> _Data section_:
= = = = =

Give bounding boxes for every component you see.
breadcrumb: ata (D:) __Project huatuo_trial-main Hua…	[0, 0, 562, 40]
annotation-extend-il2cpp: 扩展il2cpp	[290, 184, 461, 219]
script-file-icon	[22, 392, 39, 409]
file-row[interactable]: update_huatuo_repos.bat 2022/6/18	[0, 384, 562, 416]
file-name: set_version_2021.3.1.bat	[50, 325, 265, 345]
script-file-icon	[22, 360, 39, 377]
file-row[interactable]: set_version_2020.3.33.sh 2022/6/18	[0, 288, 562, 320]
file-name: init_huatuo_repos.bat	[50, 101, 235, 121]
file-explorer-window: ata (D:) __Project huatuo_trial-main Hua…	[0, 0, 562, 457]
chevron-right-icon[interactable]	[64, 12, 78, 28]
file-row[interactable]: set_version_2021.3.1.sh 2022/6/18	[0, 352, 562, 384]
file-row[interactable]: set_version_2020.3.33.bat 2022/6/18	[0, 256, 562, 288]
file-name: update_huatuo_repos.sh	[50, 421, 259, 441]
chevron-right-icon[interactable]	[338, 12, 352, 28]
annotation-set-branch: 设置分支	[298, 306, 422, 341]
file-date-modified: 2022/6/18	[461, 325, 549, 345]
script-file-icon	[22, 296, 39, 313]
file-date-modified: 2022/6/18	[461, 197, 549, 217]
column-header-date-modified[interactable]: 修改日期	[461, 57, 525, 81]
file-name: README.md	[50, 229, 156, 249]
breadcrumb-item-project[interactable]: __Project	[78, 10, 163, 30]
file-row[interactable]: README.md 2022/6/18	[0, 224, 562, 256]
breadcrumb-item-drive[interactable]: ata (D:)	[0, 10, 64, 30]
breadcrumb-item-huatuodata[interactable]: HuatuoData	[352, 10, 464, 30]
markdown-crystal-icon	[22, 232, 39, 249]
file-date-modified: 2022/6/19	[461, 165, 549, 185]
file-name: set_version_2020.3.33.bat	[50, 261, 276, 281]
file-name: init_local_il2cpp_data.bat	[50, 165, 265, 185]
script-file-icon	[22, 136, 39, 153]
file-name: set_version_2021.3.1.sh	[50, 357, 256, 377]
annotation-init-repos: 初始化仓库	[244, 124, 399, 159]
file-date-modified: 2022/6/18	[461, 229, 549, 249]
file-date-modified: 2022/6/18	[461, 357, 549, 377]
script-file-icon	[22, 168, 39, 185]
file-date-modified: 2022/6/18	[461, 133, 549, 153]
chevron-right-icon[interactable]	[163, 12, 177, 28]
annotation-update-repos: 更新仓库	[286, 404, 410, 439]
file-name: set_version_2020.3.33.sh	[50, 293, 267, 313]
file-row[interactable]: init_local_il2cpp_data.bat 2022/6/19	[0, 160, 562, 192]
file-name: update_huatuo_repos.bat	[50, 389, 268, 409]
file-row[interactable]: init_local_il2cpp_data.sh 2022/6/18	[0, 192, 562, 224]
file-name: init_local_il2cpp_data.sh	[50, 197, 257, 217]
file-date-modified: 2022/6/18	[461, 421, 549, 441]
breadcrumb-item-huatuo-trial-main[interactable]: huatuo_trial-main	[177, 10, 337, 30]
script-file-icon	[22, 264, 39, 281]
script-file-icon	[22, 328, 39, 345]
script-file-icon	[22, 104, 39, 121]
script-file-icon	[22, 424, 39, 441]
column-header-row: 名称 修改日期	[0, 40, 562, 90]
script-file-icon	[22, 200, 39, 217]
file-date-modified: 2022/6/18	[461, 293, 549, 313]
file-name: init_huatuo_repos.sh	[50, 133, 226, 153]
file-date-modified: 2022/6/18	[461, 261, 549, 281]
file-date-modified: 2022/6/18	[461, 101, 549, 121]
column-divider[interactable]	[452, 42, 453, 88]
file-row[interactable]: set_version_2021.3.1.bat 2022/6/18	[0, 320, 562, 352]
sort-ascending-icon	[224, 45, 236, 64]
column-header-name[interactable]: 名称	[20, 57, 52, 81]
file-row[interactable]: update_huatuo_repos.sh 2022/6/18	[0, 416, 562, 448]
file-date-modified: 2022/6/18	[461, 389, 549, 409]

= = = = =

> _Goal_: Transcribe every line of the records above verbatim, omitting nothing and altering nothing.

> _Written answer_:
Give bounding boxes for every component you see.
breadcrumb: ata (D:) __Project huatuo_trial-main Hua…	[0, 0, 562, 40]
annotation-extend-il2cpp: 扩展il2cpp	[290, 184, 461, 219]
script-file-icon	[22, 392, 39, 409]
file-row[interactable]: update_huatuo_repos.bat 2022/6/18	[0, 384, 562, 416]
file-name: set_version_2021.3.1.bat	[50, 325, 265, 345]
script-file-icon	[22, 360, 39, 377]
file-row[interactable]: set_version_2020.3.33.sh 2022/6/18	[0, 288, 562, 320]
file-name: init_huatuo_repos.bat	[50, 101, 235, 121]
file-explorer-window: ata (D:) __Project huatuo_trial-main Hua…	[0, 0, 562, 457]
chevron-right-icon[interactable]	[64, 12, 78, 28]
file-row[interactable]: set_version_2021.3.1.sh 2022/6/18	[0, 352, 562, 384]
file-row[interactable]: set_version_2020.3.33.bat 2022/6/18	[0, 256, 562, 288]
file-name: update_huatuo_repos.sh	[50, 421, 259, 441]
chevron-right-icon[interactable]	[338, 12, 352, 28]
annotation-set-branch: 设置分支	[298, 306, 422, 341]
file-date-modified: 2022/6/18	[461, 325, 549, 345]
script-file-icon	[22, 296, 39, 313]
file-date-modified: 2022/6/18	[461, 197, 549, 217]
column-header-date-modified[interactable]: 修改日期	[461, 57, 525, 81]
file-name: README.md	[50, 229, 156, 249]
breadcrumb-item-project[interactable]: __Project	[78, 10, 163, 30]
file-row[interactable]: README.md 2022/6/18	[0, 224, 562, 256]
breadcrumb-item-drive[interactable]: ata (D:)	[0, 10, 64, 30]
breadcrumb-item-huatuodata[interactable]: HuatuoData	[352, 10, 464, 30]
markdown-crystal-icon	[22, 232, 39, 249]
file-date-modified: 2022/6/19	[461, 165, 549, 185]
file-name: set_version_2020.3.33.bat	[50, 261, 276, 281]
file-name: init_local_il2cpp_data.bat	[50, 165, 265, 185]
script-file-icon	[22, 136, 39, 153]
file-name: set_version_2021.3.1.sh	[50, 357, 256, 377]
annotation-init-repos: 初始化仓库	[244, 124, 399, 159]
file-date-modified: 2022/6/18	[461, 229, 549, 249]
file-date-modified: 2022/6/18	[461, 357, 549, 377]
script-file-icon	[22, 168, 39, 185]
file-date-modified: 2022/6/18	[461, 133, 549, 153]
chevron-right-icon[interactable]	[163, 12, 177, 28]
annotation-update-repos: 更新仓库	[286, 404, 410, 439]
file-name: set_version_2020.3.33.sh	[50, 293, 267, 313]
file-row[interactable]: init_local_il2cpp_data.bat 2022/6/19	[0, 160, 562, 192]
file-name: update_huatuo_repos.bat	[50, 389, 268, 409]
file-row[interactable]: init_local_il2cpp_data.sh 2022/6/18	[0, 192, 562, 224]
file-name: init_local_il2cpp_data.sh	[50, 197, 257, 217]
file-date-modified: 2022/6/18	[461, 421, 549, 441]
breadcrumb-item-huatuo-trial-main[interactable]: huatuo_trial-main	[177, 10, 337, 30]
script-file-icon	[22, 264, 39, 281]
script-file-icon	[22, 328, 39, 345]
script-file-icon	[22, 104, 39, 121]
script-file-icon	[22, 424, 39, 441]
column-header-row: 名称 修改日期	[0, 40, 562, 90]
script-file-icon	[22, 200, 39, 217]
file-date-modified: 2022/6/18	[461, 293, 549, 313]
file-name: init_huatuo_repos.sh	[50, 133, 226, 153]
file-date-modified: 2022/6/18	[461, 261, 549, 281]
file-date-modified: 2022/6/18	[461, 101, 549, 121]
column-divider[interactable]	[452, 42, 453, 88]
file-row[interactable]: set_version_2021.3.1.bat 2022/6/18	[0, 320, 562, 352]
sort-ascending-icon	[224, 45, 236, 64]
column-header-name[interactable]: 名称	[20, 57, 52, 81]
file-row[interactable]: update_huatuo_repos.sh 2022/6/18	[0, 416, 562, 448]
file-date-modified: 2022/6/18	[461, 389, 549, 409]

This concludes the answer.